_WORK REQUIRED_
List the lines of this listing that hold the word "МАКС".

== RECORDS SUPPLIED ==

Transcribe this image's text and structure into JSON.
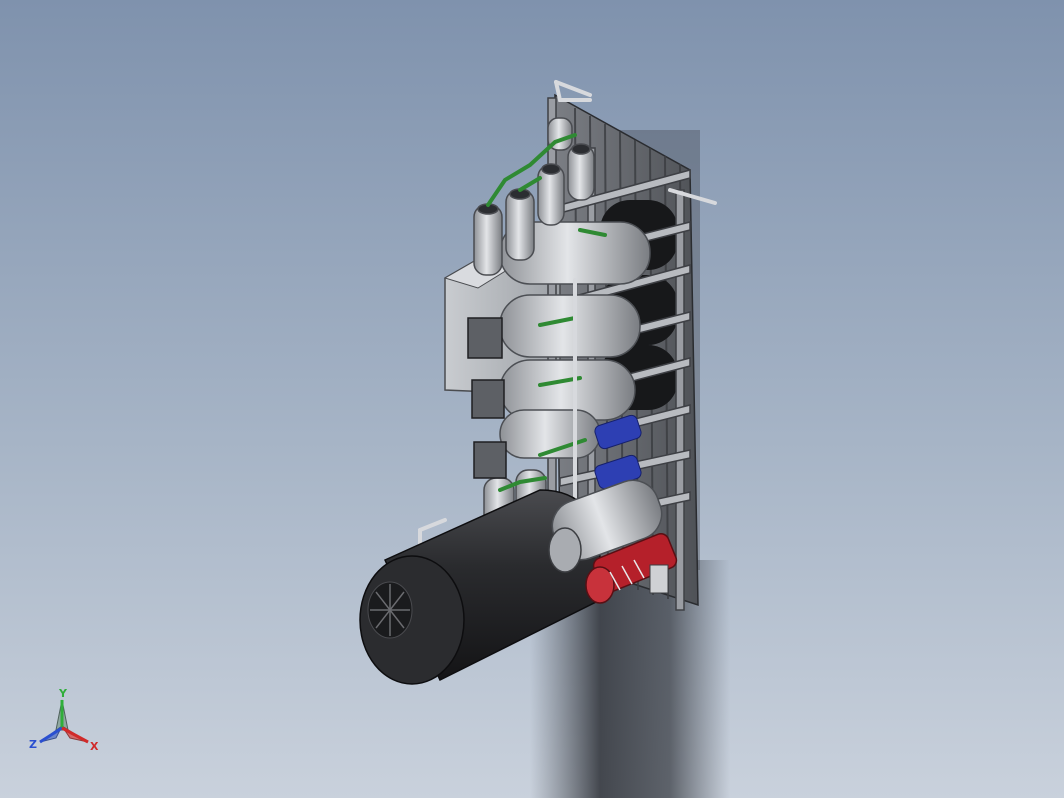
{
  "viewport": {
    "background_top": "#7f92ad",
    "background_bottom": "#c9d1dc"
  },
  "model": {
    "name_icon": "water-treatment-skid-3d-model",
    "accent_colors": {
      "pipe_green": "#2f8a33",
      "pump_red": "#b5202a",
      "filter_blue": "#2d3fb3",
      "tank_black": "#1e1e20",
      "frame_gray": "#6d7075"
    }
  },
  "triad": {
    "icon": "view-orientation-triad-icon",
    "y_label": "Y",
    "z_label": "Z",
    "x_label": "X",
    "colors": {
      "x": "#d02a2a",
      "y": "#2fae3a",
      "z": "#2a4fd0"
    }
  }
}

===
== RECORDS SUPPLIED ==

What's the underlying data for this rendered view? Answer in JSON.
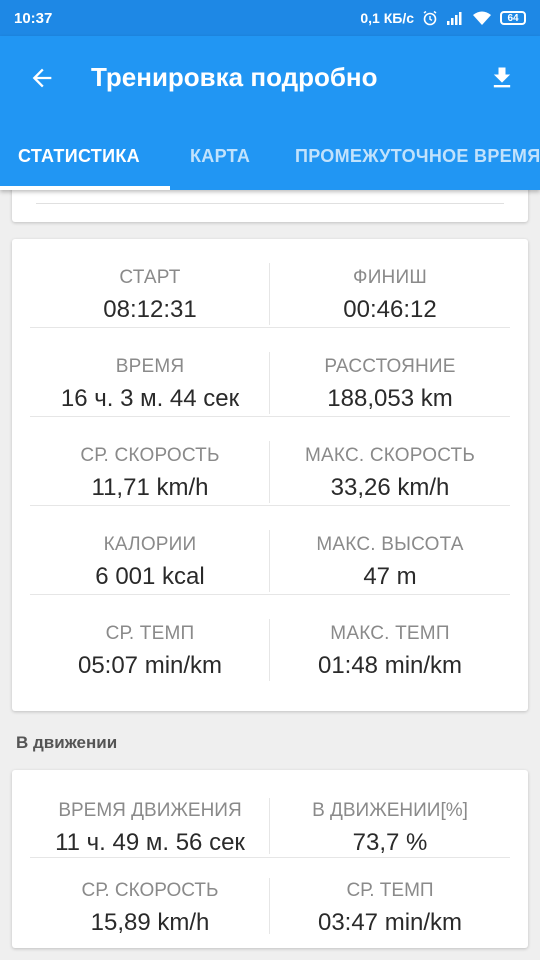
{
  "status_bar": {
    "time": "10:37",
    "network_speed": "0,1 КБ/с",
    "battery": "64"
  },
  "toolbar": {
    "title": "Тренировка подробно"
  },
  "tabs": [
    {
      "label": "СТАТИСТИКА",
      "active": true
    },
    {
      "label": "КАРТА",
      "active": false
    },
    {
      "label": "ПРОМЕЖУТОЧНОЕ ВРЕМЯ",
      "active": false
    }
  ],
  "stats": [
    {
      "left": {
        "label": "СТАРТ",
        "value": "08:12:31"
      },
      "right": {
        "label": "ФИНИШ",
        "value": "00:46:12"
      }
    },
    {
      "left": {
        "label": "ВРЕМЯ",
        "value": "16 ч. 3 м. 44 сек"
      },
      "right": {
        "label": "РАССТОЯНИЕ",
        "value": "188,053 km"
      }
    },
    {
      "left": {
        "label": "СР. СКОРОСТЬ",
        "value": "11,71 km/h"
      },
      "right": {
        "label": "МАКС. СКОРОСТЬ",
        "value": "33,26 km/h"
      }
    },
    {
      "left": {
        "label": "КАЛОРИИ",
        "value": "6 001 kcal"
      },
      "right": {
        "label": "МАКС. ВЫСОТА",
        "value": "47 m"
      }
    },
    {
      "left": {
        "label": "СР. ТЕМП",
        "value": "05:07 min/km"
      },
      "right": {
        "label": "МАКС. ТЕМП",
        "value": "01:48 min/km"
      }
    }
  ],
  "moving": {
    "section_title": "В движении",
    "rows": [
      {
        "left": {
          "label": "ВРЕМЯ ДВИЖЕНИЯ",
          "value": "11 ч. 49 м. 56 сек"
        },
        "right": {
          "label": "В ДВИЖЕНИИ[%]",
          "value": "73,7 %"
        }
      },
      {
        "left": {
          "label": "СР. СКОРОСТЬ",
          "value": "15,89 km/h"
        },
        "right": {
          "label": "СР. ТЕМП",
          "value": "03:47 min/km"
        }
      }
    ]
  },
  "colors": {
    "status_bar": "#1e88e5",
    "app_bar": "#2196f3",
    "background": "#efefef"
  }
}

===
== RECORDS SUPPLIED ==

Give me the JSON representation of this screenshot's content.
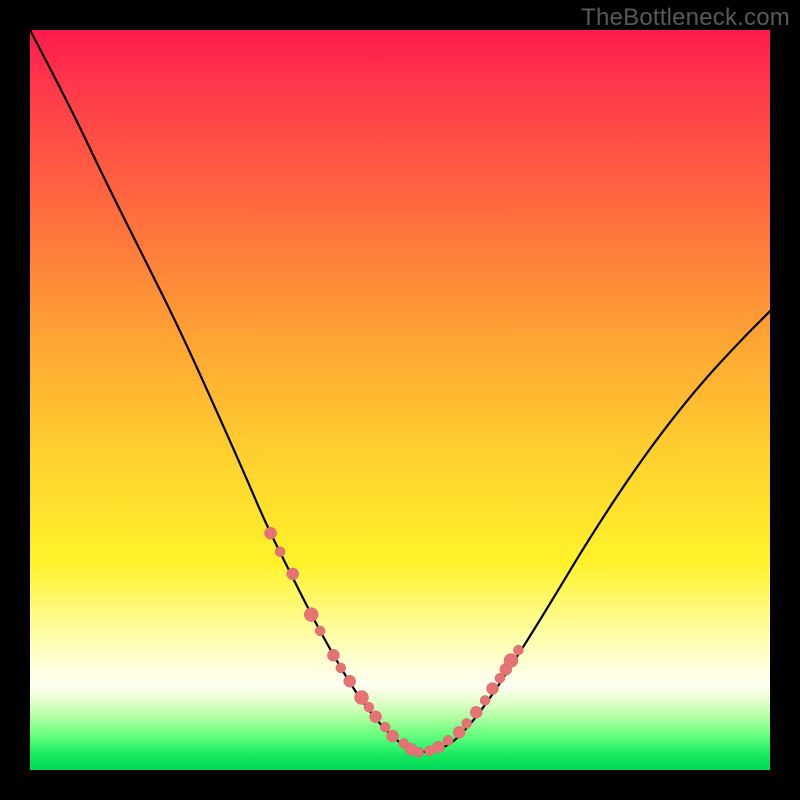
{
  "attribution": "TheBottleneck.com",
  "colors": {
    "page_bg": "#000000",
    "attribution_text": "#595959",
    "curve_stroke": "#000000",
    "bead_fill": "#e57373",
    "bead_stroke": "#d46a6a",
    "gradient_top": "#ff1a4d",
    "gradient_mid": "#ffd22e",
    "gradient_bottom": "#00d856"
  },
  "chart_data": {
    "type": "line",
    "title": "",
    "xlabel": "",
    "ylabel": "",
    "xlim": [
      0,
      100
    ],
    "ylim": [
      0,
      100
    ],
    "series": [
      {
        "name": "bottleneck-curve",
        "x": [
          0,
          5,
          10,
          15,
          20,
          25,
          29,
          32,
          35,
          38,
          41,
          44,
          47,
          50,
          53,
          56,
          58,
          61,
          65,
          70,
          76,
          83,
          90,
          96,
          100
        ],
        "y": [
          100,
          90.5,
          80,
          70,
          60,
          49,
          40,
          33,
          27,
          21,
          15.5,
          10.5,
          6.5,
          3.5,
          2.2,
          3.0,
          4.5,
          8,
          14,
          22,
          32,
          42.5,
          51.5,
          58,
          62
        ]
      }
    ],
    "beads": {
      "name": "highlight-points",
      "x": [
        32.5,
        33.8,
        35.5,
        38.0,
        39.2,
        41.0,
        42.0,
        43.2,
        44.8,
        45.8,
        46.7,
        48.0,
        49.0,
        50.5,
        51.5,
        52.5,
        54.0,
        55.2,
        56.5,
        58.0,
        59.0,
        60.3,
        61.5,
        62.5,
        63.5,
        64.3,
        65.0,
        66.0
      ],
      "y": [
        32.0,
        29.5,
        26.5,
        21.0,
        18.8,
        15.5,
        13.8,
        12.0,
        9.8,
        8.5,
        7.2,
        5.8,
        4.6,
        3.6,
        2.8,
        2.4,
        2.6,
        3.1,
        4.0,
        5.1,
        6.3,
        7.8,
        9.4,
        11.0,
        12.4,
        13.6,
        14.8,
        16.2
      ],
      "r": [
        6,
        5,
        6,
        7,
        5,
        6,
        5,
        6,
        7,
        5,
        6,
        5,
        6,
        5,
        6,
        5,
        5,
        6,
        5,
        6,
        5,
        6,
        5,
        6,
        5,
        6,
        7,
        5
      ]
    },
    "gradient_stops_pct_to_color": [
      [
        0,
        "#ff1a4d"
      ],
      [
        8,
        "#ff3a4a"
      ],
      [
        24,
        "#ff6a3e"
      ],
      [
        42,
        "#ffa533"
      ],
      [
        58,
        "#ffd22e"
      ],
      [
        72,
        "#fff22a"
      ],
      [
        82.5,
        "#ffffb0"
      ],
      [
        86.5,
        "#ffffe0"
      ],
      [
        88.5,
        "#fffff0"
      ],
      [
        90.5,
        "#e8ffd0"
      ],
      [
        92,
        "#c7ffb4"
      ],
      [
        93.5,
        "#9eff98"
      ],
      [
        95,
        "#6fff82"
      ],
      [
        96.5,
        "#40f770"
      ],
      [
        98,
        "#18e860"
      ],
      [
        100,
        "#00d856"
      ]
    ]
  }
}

===

_FINISHED EXERCISE_
        "label": "МАКС. СКОРОСТЬ",
        "label": "МАКС. ВЫСОТА",
        "label": "МАКС. ТЕМП",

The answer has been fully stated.